- [What to do]
How many lines of these entries hold the string "avatar"? Answer with the number alone.

- [Data excerpts]
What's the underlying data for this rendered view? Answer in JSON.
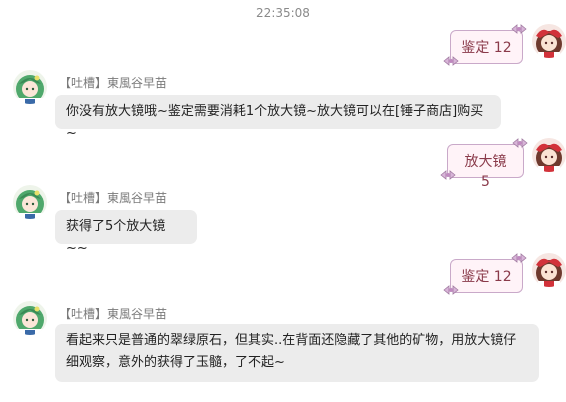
{
  "chat": {
    "timestamp": "22:35:08",
    "sender_name": "【吐槽】東風谷早苗",
    "messages": [
      {
        "direction": "out",
        "text": "鉴定 12"
      },
      {
        "direction": "in",
        "text": "你没有放大镜哦~鉴定需要消耗1个放大镜~放大镜可以在[锤子商店]购买~"
      },
      {
        "direction": "out",
        "text": "放大镜 5"
      },
      {
        "direction": "in",
        "text": "获得了5个放大镜~~"
      },
      {
        "direction": "out",
        "text": "鉴定 12"
      },
      {
        "direction": "in",
        "text": "看起来只是普通的翠绿原石，但其实..在背面还隐藏了其他的矿物，用放大镜仔细观察，意外的获得了玉髓，了不起~"
      }
    ]
  },
  "colors": {
    "incoming_bubble": "#ececec",
    "outgoing_bubble": "#fff3f8",
    "outgoing_border": "#c9a9c9",
    "outgoing_text": "#8a3a4a"
  },
  "icons": {
    "bot_avatar": "green-hair-girl-avatar",
    "user_avatar": "shrine-maiden-avatar",
    "bubble_decoration": "ribbon-icon"
  }
}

- [Problem solution]
2